TASK INSTRUCTIONS. In full and without deviation, reproduce the records that follow.

---- PROVIDED RECORDS

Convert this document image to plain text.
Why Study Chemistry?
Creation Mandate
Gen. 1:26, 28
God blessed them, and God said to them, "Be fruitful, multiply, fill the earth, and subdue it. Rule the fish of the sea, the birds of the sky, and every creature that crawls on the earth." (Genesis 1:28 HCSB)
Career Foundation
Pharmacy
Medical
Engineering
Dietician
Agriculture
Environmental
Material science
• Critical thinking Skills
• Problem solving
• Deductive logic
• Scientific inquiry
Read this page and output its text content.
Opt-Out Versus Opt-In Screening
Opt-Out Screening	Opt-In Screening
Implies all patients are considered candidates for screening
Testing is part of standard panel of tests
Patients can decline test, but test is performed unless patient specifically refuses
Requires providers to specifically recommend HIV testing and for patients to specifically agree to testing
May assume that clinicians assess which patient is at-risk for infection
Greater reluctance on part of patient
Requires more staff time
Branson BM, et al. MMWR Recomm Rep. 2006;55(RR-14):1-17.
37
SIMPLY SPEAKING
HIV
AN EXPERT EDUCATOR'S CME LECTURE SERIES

--------

YOUR RESPONSE.
Convert this document image to plain text.
Why Study Chemistry?
Creation Mandate
Gen. 1:26, 28
God blessed them, and God said to them, "Be fruitful, multiply, fill the earth, and subdue it. Rule the fish of the sea, the birds of the sky, and every creature that crawls on the earth." (Genesis 1:28 HCSB)
Career Foundation
Pharmacy
Medical
Engineering
Dietician
Agriculture
Environmental
Material science
• Critical thinking Skills
• Problem solving
• Deductive logic
• Scientific inquiry
Read this page and output its text content.
Opt-Out Versus Opt-In Screening
Opt-Out Screening	Opt-In Screening
Implies all patients are considered candidates for screening
Testing is part of standard panel of tests
Patients can decline test, but test is performed unless patient specifically refuses
Requires providers to specifically recommend HIV testing and for patients to specifically agree to testing
May assume that clinicians assess which patient is at-risk for infection
Greater reluctance on part of patient
Requires more staff time
Branson BM, et al. MMWR Recomm Rep. 2006;55(RR-14):1-17.
37
SIMPLY SPEAKING
HIV
AN EXPERT EDUCATOR'S CME LECTURE SERIES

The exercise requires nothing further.